● Set task
Write out the whole of the material exactly.

● Excerpted records
┄┄┄┄┄┄┄┄┄┄┄┄┄┄┄┄┄┄┄┄
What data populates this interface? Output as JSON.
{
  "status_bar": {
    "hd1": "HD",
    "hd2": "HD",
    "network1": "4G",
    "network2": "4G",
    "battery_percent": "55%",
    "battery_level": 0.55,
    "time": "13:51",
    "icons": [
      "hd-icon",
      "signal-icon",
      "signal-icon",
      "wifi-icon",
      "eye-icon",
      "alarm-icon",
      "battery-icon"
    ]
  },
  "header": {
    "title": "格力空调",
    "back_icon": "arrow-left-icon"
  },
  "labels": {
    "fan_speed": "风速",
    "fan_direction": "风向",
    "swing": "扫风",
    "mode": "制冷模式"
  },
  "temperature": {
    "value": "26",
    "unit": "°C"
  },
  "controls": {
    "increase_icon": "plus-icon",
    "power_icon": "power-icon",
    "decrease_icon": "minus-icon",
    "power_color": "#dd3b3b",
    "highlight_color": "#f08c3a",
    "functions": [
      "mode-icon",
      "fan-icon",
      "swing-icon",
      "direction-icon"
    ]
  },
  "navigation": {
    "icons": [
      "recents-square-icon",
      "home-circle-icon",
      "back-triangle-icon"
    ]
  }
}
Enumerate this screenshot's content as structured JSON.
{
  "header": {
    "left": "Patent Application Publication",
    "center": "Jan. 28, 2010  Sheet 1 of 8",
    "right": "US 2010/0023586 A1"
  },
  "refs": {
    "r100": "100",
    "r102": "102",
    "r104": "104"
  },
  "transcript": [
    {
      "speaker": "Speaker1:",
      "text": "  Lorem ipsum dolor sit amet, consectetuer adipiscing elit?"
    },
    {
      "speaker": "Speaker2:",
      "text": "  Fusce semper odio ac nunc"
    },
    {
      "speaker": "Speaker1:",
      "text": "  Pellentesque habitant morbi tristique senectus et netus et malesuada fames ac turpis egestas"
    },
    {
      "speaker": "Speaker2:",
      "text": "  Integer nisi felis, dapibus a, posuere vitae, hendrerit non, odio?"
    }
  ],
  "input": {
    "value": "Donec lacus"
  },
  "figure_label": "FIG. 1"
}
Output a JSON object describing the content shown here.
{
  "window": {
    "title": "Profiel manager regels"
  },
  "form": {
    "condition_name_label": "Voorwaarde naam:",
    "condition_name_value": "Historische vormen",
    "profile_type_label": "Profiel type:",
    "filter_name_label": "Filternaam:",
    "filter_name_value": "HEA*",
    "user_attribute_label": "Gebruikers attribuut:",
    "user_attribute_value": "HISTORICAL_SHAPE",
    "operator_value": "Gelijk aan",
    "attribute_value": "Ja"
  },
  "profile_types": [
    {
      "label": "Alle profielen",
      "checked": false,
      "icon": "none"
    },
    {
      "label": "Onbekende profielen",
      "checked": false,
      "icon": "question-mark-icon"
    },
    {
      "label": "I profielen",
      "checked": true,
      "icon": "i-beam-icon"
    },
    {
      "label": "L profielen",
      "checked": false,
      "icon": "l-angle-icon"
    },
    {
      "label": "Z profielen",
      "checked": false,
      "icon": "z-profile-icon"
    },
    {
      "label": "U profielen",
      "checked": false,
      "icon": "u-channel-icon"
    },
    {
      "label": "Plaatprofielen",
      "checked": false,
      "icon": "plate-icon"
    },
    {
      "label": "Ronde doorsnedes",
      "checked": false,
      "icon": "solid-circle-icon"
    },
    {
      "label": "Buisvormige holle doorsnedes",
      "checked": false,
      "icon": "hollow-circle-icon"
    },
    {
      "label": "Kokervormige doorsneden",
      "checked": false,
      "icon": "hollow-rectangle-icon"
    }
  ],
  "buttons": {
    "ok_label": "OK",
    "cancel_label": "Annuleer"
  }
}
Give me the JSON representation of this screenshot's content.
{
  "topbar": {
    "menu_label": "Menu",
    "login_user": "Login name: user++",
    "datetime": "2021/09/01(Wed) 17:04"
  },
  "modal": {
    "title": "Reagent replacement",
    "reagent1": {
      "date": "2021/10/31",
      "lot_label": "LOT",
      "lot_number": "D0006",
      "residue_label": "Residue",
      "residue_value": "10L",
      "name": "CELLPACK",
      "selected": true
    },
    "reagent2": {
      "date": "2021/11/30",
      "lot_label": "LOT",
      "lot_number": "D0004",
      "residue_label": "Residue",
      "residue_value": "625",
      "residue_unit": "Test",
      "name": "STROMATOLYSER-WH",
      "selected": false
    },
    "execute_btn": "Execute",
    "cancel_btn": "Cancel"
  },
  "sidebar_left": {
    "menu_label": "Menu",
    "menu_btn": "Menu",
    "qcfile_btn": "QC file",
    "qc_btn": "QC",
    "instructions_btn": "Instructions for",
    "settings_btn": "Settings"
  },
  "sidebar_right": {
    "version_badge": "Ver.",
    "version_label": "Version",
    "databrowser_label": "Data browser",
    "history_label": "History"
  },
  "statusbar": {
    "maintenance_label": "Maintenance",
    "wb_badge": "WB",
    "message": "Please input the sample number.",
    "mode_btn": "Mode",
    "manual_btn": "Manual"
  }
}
┄┄┄┄┄┄┄┄┄┄┄┄┄┄┄┄┄┄┄┄
● The output
What data populates this interface? Output as JSON.
{
  "status_bar": {
    "hd1": "HD",
    "hd2": "HD",
    "network1": "4G",
    "network2": "4G",
    "battery_percent": "55%",
    "battery_level": 0.55,
    "time": "13:51",
    "icons": [
      "hd-icon",
      "signal-icon",
      "signal-icon",
      "wifi-icon",
      "eye-icon",
      "alarm-icon",
      "battery-icon"
    ]
  },
  "header": {
    "title": "格力空调",
    "back_icon": "arrow-left-icon"
  },
  "labels": {
    "fan_speed": "风速",
    "fan_direction": "风向",
    "swing": "扫风",
    "mode": "制冷模式"
  },
  "temperature": {
    "value": "26",
    "unit": "°C"
  },
  "controls": {
    "increase_icon": "plus-icon",
    "power_icon": "power-icon",
    "decrease_icon": "minus-icon",
    "power_color": "#dd3b3b",
    "highlight_color": "#f08c3a",
    "functions": [
      "mode-icon",
      "fan-icon",
      "swing-icon",
      "direction-icon"
    ]
  },
  "navigation": {
    "icons": [
      "recents-square-icon",
      "home-circle-icon",
      "back-triangle-icon"
    ]
  }
}
Enumerate this screenshot's content as structured JSON.
{
  "header": {
    "left": "Patent Application Publication",
    "center": "Jan. 28, 2010  Sheet 1 of 8",
    "right": "US 2010/0023586 A1"
  },
  "refs": {
    "r100": "100",
    "r102": "102",
    "r104": "104"
  },
  "transcript": [
    {
      "speaker": "Speaker1:",
      "text": "  Lorem ipsum dolor sit amet, consectetuer adipiscing elit?"
    },
    {
      "speaker": "Speaker2:",
      "text": "  Fusce semper odio ac nunc"
    },
    {
      "speaker": "Speaker1:",
      "text": "  Pellentesque habitant morbi tristique senectus et netus et malesuada fames ac turpis egestas"
    },
    {
      "speaker": "Speaker2:",
      "text": "  Integer nisi felis, dapibus a, posuere vitae, hendrerit non, odio?"
    }
  ],
  "input": {
    "value": "Donec lacus"
  },
  "figure_label": "FIG. 1"
}
Output a JSON object describing the content shown here.
{
  "window": {
    "title": "Profiel manager regels"
  },
  "form": {
    "condition_name_label": "Voorwaarde naam:",
    "condition_name_value": "Historische vormen",
    "profile_type_label": "Profiel type:",
    "filter_name_label": "Filternaam:",
    "filter_name_value": "HEA*",
    "user_attribute_label": "Gebruikers attribuut:",
    "user_attribute_value": "HISTORICAL_SHAPE",
    "operator_value": "Gelijk aan",
    "attribute_value": "Ja"
  },
  "profile_types": [
    {
      "label": "Alle profielen",
      "checked": false,
      "icon": "none"
    },
    {
      "label": "Onbekende profielen",
      "checked": false,
      "icon": "question-mark-icon"
    },
    {
      "label": "I profielen",
      "checked": true,
      "icon": "i-beam-icon"
    },
    {
      "label": "L profielen",
      "checked": false,
      "icon": "l-angle-icon"
    },
    {
      "label": "Z profielen",
      "checked": false,
      "icon": "z-profile-icon"
    },
    {
      "label": "U profielen",
      "checked": false,
      "icon": "u-channel-icon"
    },
    {
      "label": "Plaatprofielen",
      "checked": false,
      "icon": "plate-icon"
    },
    {
      "label": "Ronde doorsnedes",
      "checked": false,
      "icon": "solid-circle-icon"
    },
    {
      "label": "Buisvormige holle doorsnedes",
      "checked": false,
      "icon": "hollow-circle-icon"
    },
    {
      "label": "Kokervormige doorsneden",
      "checked": false,
      "icon": "hollow-rectangle-icon"
    }
  ],
  "buttons": {
    "ok_label": "OK",
    "cancel_label": "Annuleer"
  }
}
Give me the JSON representation of this screenshot's content.
{
  "topbar": {
    "menu_label": "Menu",
    "login_user": "Login name: user++",
    "datetime": "2021/09/01(Wed) 17:04"
  },
  "modal": {
    "title": "Reagent replacement",
    "reagent1": {
      "date": "2021/10/31",
      "lot_label": "LOT",
      "lot_number": "D0006",
      "residue_label": "Residue",
      "residue_value": "10L",
      "name": "CELLPACK",
      "selected": true
    },
    "reagent2": {
      "date": "2021/11/30",
      "lot_label": "LOT",
      "lot_number": "D0004",
      "residue_label": "Residue",
      "residue_value": "625",
      "residue_unit": "Test",
      "name": "STROMATOLYSER-WH",
      "selected": false
    },
    "execute_btn": "Execute",
    "cancel_btn": "Cancel"
  },
  "sidebar_left": {
    "menu_label": "Menu",
    "menu_btn": "Menu",
    "qcfile_btn": "QC file",
    "qc_btn": "QC",
    "instructions_btn": "Instructions for",
    "settings_btn": "Settings"
  },
  "sidebar_right": {
    "version_badge": "Ver.",
    "version_label": "Version",
    "databrowser_label": "Data browser",
    "history_label": "History"
  },
  "statusbar": {
    "maintenance_label": "Maintenance",
    "wb_badge": "WB",
    "message": "Please input the sample number.",
    "mode_btn": "Mode",
    "manual_btn": "Manual"
  }
}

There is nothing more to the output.